■ **Set exercise**
Print all records exactly, leaving nothing out.

++++++++++

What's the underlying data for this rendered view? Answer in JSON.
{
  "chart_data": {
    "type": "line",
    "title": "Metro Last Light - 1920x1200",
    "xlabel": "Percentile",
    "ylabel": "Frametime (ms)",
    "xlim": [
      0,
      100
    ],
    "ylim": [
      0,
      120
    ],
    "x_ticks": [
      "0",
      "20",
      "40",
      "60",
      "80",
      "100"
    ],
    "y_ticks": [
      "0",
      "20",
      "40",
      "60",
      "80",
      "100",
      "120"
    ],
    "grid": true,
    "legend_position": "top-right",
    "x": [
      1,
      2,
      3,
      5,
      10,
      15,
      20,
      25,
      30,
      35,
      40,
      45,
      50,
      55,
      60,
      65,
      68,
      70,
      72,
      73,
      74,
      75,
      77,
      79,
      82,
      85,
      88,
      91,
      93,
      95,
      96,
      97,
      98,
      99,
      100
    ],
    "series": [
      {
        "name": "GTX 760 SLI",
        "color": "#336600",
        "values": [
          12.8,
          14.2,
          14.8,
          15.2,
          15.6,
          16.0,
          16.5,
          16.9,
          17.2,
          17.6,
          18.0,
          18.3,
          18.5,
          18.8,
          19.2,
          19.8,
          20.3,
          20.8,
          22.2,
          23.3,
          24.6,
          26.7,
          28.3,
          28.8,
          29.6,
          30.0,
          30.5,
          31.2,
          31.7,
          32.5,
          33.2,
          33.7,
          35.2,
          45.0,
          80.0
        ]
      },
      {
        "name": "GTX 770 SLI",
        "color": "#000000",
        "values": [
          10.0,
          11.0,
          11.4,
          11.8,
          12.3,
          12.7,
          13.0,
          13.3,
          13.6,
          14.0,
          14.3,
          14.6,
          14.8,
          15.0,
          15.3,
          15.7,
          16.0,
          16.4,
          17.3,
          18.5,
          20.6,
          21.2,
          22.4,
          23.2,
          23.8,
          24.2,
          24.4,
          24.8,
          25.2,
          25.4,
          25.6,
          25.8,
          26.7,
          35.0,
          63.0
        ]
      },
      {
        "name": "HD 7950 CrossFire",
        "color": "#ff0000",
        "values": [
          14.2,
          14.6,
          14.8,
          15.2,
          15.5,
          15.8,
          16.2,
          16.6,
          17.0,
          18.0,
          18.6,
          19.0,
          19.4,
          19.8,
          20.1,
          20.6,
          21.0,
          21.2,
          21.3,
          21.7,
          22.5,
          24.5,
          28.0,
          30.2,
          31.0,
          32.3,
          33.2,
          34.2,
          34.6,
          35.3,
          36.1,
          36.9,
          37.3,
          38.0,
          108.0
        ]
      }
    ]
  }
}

++++++++++

■ **Exercise answer**
What's the underlying data for this rendered view? Answer in JSON.
{
  "chart_data": {
    "type": "line",
    "title": "Metro Last Light - 1920x1200",
    "xlabel": "Percentile",
    "ylabel": "Frametime (ms)",
    "xlim": [
      0,
      100
    ],
    "ylim": [
      0,
      120
    ],
    "x_ticks": [
      "0",
      "20",
      "40",
      "60",
      "80",
      "100"
    ],
    "y_ticks": [
      "0",
      "20",
      "40",
      "60",
      "80",
      "100",
      "120"
    ],
    "grid": true,
    "legend_position": "top-right",
    "x": [
      1,
      2,
      3,
      5,
      10,
      15,
      20,
      25,
      30,
      35,
      40,
      45,
      50,
      55,
      60,
      65,
      68,
      70,
      72,
      73,
      74,
      75,
      77,
      79,
      82,
      85,
      88,
      91,
      93,
      95,
      96,
      97,
      98,
      99,
      100
    ],
    "series": [
      {
        "name": "GTX 760 SLI",
        "color": "#336600",
        "values": [
          12.8,
          14.2,
          14.8,
          15.2,
          15.6,
          16.0,
          16.5,
          16.9,
          17.2,
          17.6,
          18.0,
          18.3,
          18.5,
          18.8,
          19.2,
          19.8,
          20.3,
          20.8,
          22.2,
          23.3,
          24.6,
          26.7,
          28.3,
          28.8,
          29.6,
          30.0,
          30.5,
          31.2,
          31.7,
          32.5,
          33.2,
          33.7,
          35.2,
          45.0,
          80.0
        ]
      },
      {
        "name": "GTX 770 SLI",
        "color": "#000000",
        "values": [
          10.0,
          11.0,
          11.4,
          11.8,
          12.3,
          12.7,
          13.0,
          13.3,
          13.6,
          14.0,
          14.3,
          14.6,
          14.8,
          15.0,
          15.3,
          15.7,
          16.0,
          16.4,
          17.3,
          18.5,
          20.6,
          21.2,
          22.4,
          23.2,
          23.8,
          24.2,
          24.4,
          24.8,
          25.2,
          25.4,
          25.6,
          25.8,
          26.7,
          35.0,
          63.0
        ]
      },
      {
        "name": "HD 7950 CrossFire",
        "color": "#ff0000",
        "values": [
          14.2,
          14.6,
          14.8,
          15.2,
          15.5,
          15.8,
          16.2,
          16.6,
          17.0,
          18.0,
          18.6,
          19.0,
          19.4,
          19.8,
          20.1,
          20.6,
          21.0,
          21.2,
          21.3,
          21.7,
          22.5,
          24.5,
          28.0,
          30.2,
          31.0,
          32.3,
          33.2,
          34.2,
          34.6,
          35.3,
          36.1,
          36.9,
          37.3,
          38.0,
          108.0
        ]
      }
    ]
  }
}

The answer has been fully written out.